PASSAGE TO READ:
▼
= FCL-Web =

FCL-Web is part of Free Pascal's Free Component Library (FCL), focusing on web (related) application development. The package helps users to develop CGI, FastCGI and embedded web server applications, as well as Apache modules. It provides units implementing HTTP(S) protocol and a somewhat low level web application framework, in the form of web modules. Some content producers (e.g. for automatic content generation from dataset) are also provided. Other prominent use is to send/retrieve data from/to web services (possibly using JSON-RPC).

== Web Application Support Units ==
fpcgi, fpfcgi, fphttpapp and fpapache are the units implementing CGI, FastCGI, embedded web server and Apache module respectively. The interface between the units is made similar by utilizing object oriented inheritance. Therefore, a change of used unit in the uses clause is sufficient to create all 4 kinds of web applications, without code changes for most of the rest of the application. A notable exception might be the need to set port for FastCGI and embedded web server.
▲
ACTIVITY LIST:
1 > In the FCL-Web text, which unit implements the embedded web server?
2 > Please pick up the FCL-Web text where it stops and continue writing it.

DATA FOR ANALYSIS:
▼
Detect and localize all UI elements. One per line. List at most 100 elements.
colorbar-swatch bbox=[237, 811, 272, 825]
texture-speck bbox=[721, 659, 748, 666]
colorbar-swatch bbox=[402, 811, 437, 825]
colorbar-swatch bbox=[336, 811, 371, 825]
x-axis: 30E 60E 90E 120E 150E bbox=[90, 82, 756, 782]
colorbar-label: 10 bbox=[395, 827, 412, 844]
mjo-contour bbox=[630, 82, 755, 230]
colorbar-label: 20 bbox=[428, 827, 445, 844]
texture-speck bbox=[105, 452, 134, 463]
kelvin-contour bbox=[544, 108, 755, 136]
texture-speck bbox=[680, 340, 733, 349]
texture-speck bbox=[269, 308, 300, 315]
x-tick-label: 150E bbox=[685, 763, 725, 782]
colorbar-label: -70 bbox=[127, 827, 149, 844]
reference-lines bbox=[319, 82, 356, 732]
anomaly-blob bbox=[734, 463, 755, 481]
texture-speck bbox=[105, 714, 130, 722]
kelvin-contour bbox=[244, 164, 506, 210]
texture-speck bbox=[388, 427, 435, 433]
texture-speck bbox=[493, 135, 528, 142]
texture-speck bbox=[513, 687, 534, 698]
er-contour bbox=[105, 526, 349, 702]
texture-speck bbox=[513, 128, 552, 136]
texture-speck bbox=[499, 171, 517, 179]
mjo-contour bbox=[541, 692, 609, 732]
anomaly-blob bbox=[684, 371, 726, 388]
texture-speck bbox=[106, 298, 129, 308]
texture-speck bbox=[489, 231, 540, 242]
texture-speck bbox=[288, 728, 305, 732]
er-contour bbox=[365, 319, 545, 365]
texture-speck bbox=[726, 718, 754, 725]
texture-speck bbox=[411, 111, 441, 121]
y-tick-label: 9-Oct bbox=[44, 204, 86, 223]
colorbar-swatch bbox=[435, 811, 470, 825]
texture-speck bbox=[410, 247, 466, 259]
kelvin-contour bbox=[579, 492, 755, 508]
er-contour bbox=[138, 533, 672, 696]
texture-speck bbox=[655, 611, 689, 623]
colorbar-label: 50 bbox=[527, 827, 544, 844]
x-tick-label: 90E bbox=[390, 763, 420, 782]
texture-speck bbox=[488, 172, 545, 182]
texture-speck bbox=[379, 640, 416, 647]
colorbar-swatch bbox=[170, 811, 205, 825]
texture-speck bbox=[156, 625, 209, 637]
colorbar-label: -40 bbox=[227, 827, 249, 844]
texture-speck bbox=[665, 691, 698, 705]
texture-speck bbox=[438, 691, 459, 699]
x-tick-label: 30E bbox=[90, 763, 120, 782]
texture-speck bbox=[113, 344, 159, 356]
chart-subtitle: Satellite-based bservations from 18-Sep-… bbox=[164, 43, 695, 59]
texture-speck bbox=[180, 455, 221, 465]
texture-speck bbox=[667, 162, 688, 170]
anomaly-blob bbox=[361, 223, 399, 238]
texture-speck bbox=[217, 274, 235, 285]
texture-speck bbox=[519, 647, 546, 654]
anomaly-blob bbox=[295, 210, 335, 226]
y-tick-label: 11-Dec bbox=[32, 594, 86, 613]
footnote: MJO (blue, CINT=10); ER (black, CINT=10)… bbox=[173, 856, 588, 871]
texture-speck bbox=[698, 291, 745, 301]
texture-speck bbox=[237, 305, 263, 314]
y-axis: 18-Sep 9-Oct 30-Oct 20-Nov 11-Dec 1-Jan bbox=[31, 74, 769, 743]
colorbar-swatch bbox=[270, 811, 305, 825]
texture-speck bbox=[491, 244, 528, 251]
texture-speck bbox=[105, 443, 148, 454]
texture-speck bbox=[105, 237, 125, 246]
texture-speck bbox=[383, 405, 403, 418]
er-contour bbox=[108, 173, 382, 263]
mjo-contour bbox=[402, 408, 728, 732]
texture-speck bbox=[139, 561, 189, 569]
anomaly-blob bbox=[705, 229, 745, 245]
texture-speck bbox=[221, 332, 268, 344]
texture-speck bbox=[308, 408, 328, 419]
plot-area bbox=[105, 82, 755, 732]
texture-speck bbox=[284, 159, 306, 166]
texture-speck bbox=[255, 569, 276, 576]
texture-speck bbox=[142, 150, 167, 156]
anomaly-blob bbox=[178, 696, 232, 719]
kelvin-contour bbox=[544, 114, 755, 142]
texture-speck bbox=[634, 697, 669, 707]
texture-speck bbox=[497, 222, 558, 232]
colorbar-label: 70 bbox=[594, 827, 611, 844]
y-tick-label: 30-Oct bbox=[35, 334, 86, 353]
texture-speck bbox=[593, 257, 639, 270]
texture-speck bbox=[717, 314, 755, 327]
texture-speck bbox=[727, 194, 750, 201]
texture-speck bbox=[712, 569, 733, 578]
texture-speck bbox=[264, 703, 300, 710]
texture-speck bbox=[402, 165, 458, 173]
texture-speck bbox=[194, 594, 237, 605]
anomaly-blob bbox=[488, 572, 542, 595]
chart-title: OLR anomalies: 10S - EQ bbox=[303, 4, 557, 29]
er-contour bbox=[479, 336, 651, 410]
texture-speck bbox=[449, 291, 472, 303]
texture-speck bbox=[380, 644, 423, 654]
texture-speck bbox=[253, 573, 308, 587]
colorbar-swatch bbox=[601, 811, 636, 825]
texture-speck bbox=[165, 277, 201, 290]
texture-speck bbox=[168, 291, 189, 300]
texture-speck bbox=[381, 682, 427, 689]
▲
RESULTS IN ORDER:
1 > fphttpapp

2 >
== Other Units ==
- httpdefs unit defines base classes for cookies, sessions, file uploads, mime handling, HTTP header, request & response
- iniwebsession unit implements session management using .ini files
- fphttpserver unit provides ready to use multithreaded-able standalone http server
- fphttpclient unit provides class to send http requests and retrieve its responses. It implements all available HTTP 1.1 methods.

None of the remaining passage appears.